**What you will do**
Using the records provided below, locate and copy each line that contains the word "Incline".

**Provided entries**
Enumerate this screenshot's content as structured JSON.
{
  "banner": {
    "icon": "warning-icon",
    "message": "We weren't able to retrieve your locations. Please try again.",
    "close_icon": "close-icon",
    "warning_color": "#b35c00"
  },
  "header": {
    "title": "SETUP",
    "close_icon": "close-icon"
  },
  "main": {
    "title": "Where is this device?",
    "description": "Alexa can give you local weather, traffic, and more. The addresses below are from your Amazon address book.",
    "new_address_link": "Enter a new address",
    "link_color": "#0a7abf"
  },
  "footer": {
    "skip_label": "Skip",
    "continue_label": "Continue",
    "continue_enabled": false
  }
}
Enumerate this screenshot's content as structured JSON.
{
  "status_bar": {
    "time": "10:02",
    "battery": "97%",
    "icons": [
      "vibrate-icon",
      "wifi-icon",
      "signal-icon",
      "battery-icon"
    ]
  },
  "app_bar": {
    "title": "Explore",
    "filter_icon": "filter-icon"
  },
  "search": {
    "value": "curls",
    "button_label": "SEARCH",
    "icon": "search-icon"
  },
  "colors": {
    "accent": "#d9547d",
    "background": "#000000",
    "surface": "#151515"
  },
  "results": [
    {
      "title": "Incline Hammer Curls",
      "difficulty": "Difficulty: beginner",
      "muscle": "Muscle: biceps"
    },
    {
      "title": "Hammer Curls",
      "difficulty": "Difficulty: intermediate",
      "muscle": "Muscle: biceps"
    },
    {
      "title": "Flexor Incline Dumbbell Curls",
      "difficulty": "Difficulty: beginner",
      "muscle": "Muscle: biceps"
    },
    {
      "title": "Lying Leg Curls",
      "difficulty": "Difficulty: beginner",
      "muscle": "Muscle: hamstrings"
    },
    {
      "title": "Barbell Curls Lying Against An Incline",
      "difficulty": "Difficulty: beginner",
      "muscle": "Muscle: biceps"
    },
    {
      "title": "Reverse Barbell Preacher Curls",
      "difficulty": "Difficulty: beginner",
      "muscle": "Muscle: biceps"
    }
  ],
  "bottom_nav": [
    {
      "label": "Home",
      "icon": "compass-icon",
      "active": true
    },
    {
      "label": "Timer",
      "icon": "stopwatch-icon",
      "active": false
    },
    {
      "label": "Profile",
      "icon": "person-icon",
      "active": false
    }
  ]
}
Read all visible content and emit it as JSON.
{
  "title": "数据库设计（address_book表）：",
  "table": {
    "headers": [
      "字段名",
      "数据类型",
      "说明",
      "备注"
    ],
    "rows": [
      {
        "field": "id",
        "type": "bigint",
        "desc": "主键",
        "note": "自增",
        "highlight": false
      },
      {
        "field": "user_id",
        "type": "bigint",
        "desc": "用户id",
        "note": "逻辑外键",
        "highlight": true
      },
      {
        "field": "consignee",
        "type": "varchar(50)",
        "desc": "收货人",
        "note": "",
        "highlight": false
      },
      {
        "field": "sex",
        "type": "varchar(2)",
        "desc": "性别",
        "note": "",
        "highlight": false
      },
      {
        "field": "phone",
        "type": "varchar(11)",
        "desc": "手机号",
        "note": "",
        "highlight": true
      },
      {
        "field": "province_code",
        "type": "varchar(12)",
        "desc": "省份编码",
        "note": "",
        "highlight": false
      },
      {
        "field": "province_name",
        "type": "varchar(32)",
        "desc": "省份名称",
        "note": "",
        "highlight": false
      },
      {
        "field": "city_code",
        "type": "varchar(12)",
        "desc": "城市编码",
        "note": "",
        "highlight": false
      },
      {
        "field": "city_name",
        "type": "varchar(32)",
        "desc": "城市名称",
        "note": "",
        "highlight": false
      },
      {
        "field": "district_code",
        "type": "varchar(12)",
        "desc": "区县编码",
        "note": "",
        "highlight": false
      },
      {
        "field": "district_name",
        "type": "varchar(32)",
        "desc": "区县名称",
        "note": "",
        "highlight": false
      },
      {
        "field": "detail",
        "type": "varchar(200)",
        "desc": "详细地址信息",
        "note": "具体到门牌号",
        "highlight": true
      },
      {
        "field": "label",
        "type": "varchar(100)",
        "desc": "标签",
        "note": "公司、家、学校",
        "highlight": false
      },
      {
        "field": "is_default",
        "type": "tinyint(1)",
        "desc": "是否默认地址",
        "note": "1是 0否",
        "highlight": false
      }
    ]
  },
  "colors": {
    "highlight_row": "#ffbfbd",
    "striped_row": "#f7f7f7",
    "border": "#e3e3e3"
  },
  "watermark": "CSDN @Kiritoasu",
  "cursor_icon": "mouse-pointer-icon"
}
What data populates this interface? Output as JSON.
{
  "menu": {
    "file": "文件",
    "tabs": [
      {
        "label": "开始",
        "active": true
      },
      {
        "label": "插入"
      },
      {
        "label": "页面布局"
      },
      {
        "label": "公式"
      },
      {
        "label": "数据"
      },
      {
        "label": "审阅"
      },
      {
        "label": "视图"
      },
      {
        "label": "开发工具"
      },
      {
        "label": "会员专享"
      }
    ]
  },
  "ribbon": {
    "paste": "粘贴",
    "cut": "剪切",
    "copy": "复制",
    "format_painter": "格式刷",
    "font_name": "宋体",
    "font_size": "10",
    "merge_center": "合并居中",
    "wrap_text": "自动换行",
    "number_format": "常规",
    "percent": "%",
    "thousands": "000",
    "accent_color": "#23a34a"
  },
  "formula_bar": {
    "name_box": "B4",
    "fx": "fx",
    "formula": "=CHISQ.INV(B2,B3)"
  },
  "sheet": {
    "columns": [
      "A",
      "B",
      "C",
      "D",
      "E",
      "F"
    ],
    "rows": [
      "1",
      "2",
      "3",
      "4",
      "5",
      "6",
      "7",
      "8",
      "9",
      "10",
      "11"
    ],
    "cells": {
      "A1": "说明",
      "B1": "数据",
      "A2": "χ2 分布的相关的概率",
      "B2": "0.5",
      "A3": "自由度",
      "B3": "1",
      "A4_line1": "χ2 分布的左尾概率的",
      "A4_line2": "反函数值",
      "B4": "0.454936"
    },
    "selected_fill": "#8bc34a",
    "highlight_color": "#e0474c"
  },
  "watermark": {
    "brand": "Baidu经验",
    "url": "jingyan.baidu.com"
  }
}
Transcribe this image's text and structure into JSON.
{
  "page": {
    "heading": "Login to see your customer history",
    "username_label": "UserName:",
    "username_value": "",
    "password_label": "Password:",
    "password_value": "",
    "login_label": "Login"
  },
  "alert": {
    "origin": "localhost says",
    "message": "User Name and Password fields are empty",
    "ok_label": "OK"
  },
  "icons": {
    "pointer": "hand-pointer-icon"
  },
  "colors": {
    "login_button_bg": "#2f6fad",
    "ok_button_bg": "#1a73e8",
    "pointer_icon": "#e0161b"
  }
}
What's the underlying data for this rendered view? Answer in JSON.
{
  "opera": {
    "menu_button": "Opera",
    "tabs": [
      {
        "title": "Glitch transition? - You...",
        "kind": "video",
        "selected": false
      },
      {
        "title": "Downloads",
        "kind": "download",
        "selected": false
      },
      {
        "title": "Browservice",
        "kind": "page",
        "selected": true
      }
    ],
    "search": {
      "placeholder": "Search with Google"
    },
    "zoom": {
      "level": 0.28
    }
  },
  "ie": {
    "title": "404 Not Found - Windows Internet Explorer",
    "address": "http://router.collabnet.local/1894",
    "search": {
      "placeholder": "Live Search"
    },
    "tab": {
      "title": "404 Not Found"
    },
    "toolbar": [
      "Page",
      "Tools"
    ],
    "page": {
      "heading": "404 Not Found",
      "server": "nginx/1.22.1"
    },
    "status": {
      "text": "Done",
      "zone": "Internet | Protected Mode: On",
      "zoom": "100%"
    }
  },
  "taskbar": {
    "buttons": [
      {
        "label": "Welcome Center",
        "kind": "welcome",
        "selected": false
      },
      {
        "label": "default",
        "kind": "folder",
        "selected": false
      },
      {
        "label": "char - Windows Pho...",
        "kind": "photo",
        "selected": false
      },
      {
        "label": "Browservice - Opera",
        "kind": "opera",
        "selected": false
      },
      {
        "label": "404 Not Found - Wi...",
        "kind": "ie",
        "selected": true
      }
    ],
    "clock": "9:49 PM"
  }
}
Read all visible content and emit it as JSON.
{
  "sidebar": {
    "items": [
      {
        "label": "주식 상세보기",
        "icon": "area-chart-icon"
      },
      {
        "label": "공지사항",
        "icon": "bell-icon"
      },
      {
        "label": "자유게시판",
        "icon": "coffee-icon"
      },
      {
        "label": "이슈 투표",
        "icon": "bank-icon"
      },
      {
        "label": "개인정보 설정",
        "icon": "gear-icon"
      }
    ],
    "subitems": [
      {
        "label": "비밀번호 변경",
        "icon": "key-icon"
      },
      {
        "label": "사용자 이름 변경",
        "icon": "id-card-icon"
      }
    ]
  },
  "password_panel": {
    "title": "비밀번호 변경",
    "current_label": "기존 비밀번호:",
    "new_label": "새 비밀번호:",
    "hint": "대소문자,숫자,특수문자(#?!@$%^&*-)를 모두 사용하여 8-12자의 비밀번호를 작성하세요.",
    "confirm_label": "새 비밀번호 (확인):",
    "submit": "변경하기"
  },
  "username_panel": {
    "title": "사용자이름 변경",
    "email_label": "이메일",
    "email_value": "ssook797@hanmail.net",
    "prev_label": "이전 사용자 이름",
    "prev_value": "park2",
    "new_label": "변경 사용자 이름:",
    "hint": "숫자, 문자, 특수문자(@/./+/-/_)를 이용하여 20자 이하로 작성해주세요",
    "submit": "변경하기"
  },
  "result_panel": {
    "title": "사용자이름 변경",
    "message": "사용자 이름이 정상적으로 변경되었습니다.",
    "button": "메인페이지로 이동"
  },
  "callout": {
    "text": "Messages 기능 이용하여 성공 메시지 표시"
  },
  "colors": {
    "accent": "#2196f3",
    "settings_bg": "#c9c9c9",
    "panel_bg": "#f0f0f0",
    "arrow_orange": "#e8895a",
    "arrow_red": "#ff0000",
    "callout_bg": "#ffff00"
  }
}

**The completed task**
      "title": "Incline Hammer Curls",
      "title": "Flexor Incline Dumbbell Curls",
      "title": "Barbell Curls Lying Against An Incline",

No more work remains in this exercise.